- [What to produce] Retype every line of the material below, keeping each character and the line order unchanged.

Spatial annotation entries:
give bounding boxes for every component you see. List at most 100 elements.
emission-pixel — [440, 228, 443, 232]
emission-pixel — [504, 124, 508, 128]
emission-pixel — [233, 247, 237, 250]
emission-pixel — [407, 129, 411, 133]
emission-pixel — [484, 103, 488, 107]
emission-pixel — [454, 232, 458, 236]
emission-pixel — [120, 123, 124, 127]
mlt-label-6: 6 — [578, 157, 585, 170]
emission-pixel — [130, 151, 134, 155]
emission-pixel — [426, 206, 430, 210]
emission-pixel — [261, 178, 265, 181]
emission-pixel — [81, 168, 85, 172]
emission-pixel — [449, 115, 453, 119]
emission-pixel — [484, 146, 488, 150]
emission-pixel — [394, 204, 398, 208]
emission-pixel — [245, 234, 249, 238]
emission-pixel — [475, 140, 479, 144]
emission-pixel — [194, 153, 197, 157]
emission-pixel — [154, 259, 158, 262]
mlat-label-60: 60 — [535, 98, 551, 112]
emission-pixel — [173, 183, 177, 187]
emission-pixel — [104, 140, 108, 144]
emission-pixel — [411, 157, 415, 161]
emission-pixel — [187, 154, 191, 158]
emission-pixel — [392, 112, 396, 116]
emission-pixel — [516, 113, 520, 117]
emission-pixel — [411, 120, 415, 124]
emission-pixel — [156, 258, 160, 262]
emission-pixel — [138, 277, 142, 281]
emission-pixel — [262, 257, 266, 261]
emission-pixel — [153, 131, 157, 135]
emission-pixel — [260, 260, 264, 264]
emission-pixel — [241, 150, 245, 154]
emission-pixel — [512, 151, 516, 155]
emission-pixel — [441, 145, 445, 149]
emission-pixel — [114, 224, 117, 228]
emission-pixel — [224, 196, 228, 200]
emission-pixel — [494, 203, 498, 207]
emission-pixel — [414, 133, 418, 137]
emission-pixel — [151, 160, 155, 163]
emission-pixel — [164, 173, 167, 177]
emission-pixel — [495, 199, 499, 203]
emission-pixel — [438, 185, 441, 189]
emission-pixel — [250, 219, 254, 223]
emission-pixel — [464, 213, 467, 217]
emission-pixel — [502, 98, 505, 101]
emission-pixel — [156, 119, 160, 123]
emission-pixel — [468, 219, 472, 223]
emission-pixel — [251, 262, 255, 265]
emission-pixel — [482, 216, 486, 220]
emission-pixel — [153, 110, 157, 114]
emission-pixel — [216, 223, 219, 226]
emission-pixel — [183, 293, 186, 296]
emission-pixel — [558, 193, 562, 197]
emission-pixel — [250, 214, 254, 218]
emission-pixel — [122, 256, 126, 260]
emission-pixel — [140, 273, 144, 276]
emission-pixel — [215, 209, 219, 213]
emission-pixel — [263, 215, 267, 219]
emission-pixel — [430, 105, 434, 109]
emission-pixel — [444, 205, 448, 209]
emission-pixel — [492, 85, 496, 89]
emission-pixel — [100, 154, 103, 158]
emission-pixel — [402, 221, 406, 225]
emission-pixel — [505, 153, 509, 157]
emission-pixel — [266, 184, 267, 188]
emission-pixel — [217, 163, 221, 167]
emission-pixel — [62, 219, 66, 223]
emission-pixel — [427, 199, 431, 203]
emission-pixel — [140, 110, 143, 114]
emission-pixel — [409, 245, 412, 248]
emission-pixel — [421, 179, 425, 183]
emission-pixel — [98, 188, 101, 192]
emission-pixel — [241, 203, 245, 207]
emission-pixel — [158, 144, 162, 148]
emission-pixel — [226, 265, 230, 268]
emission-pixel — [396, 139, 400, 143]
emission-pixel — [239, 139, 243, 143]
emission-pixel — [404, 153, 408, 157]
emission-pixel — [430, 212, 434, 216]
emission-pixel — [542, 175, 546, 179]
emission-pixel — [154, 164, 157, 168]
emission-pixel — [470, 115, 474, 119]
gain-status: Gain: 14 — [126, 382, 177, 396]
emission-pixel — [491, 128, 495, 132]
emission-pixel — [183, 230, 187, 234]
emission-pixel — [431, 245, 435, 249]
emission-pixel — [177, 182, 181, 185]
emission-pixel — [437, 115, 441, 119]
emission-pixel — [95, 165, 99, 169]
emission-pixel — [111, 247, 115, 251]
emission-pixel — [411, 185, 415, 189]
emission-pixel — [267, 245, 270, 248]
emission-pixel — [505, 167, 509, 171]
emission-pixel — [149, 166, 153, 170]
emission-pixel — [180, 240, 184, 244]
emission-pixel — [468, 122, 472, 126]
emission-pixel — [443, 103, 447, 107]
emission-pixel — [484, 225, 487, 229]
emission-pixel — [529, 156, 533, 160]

- [Finished task]
give bounding boxes for every component you see. List at most 100 elements.
emission-pixel — [440, 228, 443, 232]
emission-pixel — [504, 124, 508, 128]
emission-pixel — [233, 247, 237, 250]
emission-pixel — [407, 129, 411, 133]
emission-pixel — [484, 103, 488, 107]
emission-pixel — [454, 232, 458, 236]
emission-pixel — [120, 123, 124, 127]
mlt-label-6: 6 — [578, 157, 585, 170]
emission-pixel — [130, 151, 134, 155]
emission-pixel — [426, 206, 430, 210]
emission-pixel — [261, 178, 265, 181]
emission-pixel — [81, 168, 85, 172]
emission-pixel — [449, 115, 453, 119]
emission-pixel — [484, 146, 488, 150]
emission-pixel — [394, 204, 398, 208]
emission-pixel — [245, 234, 249, 238]
emission-pixel — [475, 140, 479, 144]
emission-pixel — [194, 153, 197, 157]
emission-pixel — [154, 259, 158, 262]
mlat-label-60: 60 — [535, 98, 551, 112]
emission-pixel — [173, 183, 177, 187]
emission-pixel — [104, 140, 108, 144]
emission-pixel — [411, 157, 415, 161]
emission-pixel — [187, 154, 191, 158]
emission-pixel — [392, 112, 396, 116]
emission-pixel — [516, 113, 520, 117]
emission-pixel — [411, 120, 415, 124]
emission-pixel — [156, 258, 160, 262]
emission-pixel — [138, 277, 142, 281]
emission-pixel — [262, 257, 266, 261]
emission-pixel — [153, 131, 157, 135]
emission-pixel — [260, 260, 264, 264]
emission-pixel — [241, 150, 245, 154]
emission-pixel — [512, 151, 516, 155]
emission-pixel — [441, 145, 445, 149]
emission-pixel — [114, 224, 117, 228]
emission-pixel — [224, 196, 228, 200]
emission-pixel — [494, 203, 498, 207]
emission-pixel — [414, 133, 418, 137]
emission-pixel — [151, 160, 155, 163]
emission-pixel — [164, 173, 167, 177]
emission-pixel — [495, 199, 499, 203]
emission-pixel — [438, 185, 441, 189]
emission-pixel — [250, 219, 254, 223]
emission-pixel — [464, 213, 467, 217]
emission-pixel — [502, 98, 505, 101]
emission-pixel — [156, 119, 160, 123]
emission-pixel — [468, 219, 472, 223]
emission-pixel — [251, 262, 255, 265]
emission-pixel — [482, 216, 486, 220]
emission-pixel — [153, 110, 157, 114]
emission-pixel — [216, 223, 219, 226]
emission-pixel — [183, 293, 186, 296]
emission-pixel — [558, 193, 562, 197]
emission-pixel — [250, 214, 254, 218]
emission-pixel — [122, 256, 126, 260]
emission-pixel — [140, 273, 144, 276]
emission-pixel — [215, 209, 219, 213]
emission-pixel — [263, 215, 267, 219]
emission-pixel — [430, 105, 434, 109]
emission-pixel — [444, 205, 448, 209]
emission-pixel — [492, 85, 496, 89]
emission-pixel — [100, 154, 103, 158]
emission-pixel — [402, 221, 406, 225]
emission-pixel — [505, 153, 509, 157]
emission-pixel — [266, 184, 267, 188]
emission-pixel — [217, 163, 221, 167]
emission-pixel — [62, 219, 66, 223]
emission-pixel — [427, 199, 431, 203]
emission-pixel — [140, 110, 143, 114]
emission-pixel — [409, 245, 412, 248]
emission-pixel — [421, 179, 425, 183]
emission-pixel — [98, 188, 101, 192]
emission-pixel — [241, 203, 245, 207]
emission-pixel — [158, 144, 162, 148]
emission-pixel — [226, 265, 230, 268]
emission-pixel — [396, 139, 400, 143]
emission-pixel — [239, 139, 243, 143]
emission-pixel — [404, 153, 408, 157]
emission-pixel — [430, 212, 434, 216]
emission-pixel — [542, 175, 546, 179]
emission-pixel — [154, 164, 157, 168]
emission-pixel — [470, 115, 474, 119]
gain-status: Gain: 14 — [126, 382, 177, 396]
emission-pixel — [491, 128, 495, 132]
emission-pixel — [183, 230, 187, 234]
emission-pixel — [431, 245, 435, 249]
emission-pixel — [177, 182, 181, 185]
emission-pixel — [437, 115, 441, 119]
emission-pixel — [95, 165, 99, 169]
emission-pixel — [111, 247, 115, 251]
emission-pixel — [411, 185, 415, 189]
emission-pixel — [267, 245, 270, 248]
emission-pixel — [505, 167, 509, 171]
emission-pixel — [149, 166, 153, 170]
emission-pixel — [180, 240, 184, 244]
emission-pixel — [468, 122, 472, 126]
emission-pixel — [443, 103, 447, 107]
emission-pixel — [484, 225, 487, 229]
emission-pixel — [529, 156, 533, 160]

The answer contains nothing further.